> [Text shown]
The number of notices sent alerting California homeowners of at least one missed mortgage payment reached 37,273 between October and December, DataQuick Information Systems reported this morning.

That number is 36.9 percent higher than the rate in the previous quarter. Compared to the same three month period in 2005, it’s an increase of 145 percent.

Foreclosures rose dramatically in San Diego County, as well. Default notices sent in the last three months of last year numbered 3,150, well more than double the number sent in the same period in 2005.

The increase in the state’s rate of default notices, while dramatic, still does not come close to the highest level ever recorded in the first three months of 1996, when more than 60,000 such notices were sent in the state, DataQuick said.

David Streitfeld has a must-read story on these numbers in the LA Times today, including the story of a man who refinanced his home to leave his wife with $100,000 in case he didn’t make it through a risky operation.

Now, he says, “Three times a week, they call and say, ‘Where’s my money?’” he said. “If I hadn’t survived, everything would have been fine.”

> [Your task] Continue the report on California mortgage default notices past its last sentence.

> [Study material]
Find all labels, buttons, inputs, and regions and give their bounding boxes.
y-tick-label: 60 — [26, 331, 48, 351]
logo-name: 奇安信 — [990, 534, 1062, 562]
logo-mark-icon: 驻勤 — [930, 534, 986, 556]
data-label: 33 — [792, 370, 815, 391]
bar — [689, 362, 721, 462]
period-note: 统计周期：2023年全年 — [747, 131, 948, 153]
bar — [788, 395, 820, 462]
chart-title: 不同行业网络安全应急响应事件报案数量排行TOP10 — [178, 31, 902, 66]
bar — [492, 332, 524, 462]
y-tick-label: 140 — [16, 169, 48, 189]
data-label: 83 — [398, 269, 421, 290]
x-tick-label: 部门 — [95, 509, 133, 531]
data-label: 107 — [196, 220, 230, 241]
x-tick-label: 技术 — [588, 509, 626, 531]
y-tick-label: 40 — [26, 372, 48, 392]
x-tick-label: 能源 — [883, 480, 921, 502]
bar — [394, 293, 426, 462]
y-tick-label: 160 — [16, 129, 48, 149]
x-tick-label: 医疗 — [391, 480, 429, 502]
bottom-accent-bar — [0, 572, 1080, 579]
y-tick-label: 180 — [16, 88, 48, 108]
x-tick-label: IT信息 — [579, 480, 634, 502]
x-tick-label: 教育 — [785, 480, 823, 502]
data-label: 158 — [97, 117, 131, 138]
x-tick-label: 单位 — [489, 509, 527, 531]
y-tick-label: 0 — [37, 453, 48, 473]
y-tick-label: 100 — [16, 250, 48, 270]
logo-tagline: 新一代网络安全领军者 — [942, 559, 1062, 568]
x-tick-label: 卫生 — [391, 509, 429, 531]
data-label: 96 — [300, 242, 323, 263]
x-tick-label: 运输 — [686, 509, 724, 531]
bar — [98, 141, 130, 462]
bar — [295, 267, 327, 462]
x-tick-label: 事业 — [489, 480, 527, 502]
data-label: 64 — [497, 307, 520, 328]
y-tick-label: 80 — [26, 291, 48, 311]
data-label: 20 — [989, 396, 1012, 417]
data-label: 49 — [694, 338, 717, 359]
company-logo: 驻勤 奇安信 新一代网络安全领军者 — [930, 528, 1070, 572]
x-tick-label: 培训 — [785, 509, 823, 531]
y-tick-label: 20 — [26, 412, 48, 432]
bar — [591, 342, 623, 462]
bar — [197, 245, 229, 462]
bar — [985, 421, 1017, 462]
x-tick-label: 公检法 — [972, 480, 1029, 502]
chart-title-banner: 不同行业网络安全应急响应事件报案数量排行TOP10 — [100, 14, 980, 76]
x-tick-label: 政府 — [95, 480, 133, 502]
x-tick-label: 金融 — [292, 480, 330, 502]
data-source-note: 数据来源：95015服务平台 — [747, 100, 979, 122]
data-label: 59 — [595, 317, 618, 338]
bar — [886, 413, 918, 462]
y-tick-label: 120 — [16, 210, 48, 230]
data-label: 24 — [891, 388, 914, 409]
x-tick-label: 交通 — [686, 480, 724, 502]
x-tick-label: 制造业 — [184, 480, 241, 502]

> [Response to the task]
A majority of the loans entering default last quarter originated between January 2005 and February 2006, DataQuick’s report stated.

Most people who get these notices find ways to make their payments, refinance or sell their homes to pay their outstanding debt. But the number of California homeowners who actually lose their homes is growing. For those who received default notices in the first quarter of last year, 32 percent of them lost their home to foreclosure at the end of the year.

In 2005, the rate was 8 percent.

The number of actual foreclosure sales — also known as trustees deeds — was more than 6,000 last quarter, representing an increase of nearly 600 percent from the last quarter of 2005.

To put these numbers in context, there are 7.87 million homes and condos in California, according to DataQuick.